-- START Given data --
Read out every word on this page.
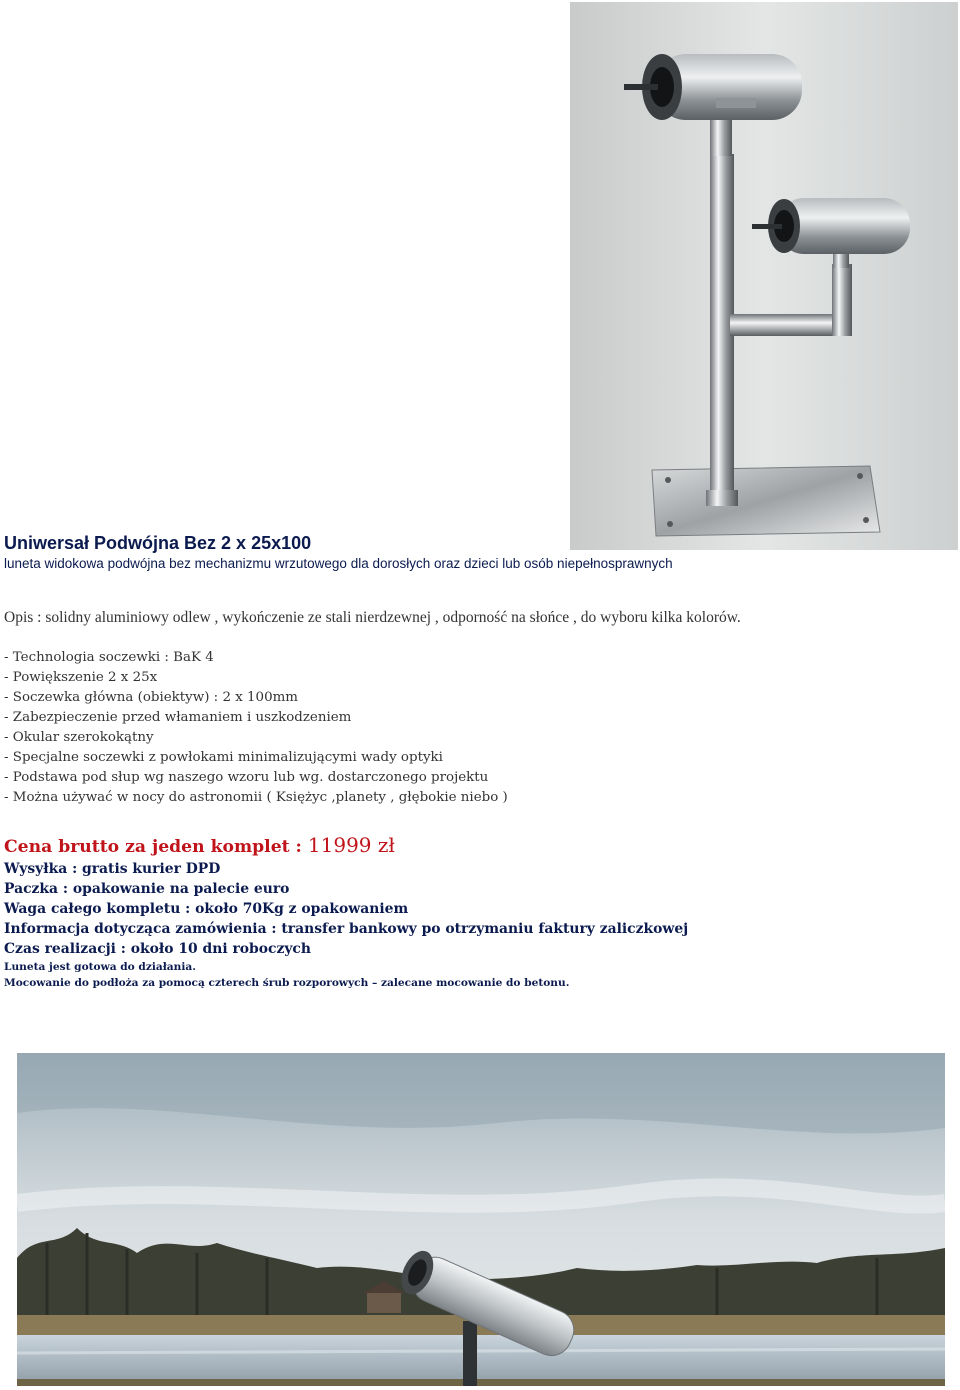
Uniwersał Podwójna Bez 2 x 25x100
luneta widokowa podwójna bez mechanizmu wrzutowego dla dorosłych oraz dzieci lub osób niepełnosprawnych
Opis : solidny aluminiowy odlew , wykończenie ze stali nierdzewnej , odporność na słońce , do wyboru kilka kolorów.
- Technologia soczewki : BaK 4
- Powiększenie 2 x 25x
- Soczewka główna (obiektyw) : 2 x 100mm
- Zabezpieczenie przed włamaniem i uszkodzeniem
- Okular szerokokątny
- Specjalne soczewki z powłokami minimalizującymi wady optyki
- Podstawa pod słup wg naszego wzoru lub wg. dostarczonego projektu
- Można używać w nocy do astronomii ( Księżyc ,planety , głębokie niebo )
Cena brutto za jeden komplet : 11999 zł
Wysyłka : gratis kurier DPD
Paczka : opakowanie na palecie euro
Waga całego kompletu : około 70Kg z opakowaniem
Informacja dotycząca zamówienia : transfer bankowy po otrzymaniu faktury zaliczkowej
Czas realizacji : około 10 dni roboczych
Luneta jest gotowa do działania.
Mocowanie do podłoża za pomocą czterech śrub rozporowych – zalecane mocowanie do betonu.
-- END Given data --
__Task__: Tell how many lines of the data above hold the string "około". Give only the number.

__Solution to this exercise__: 2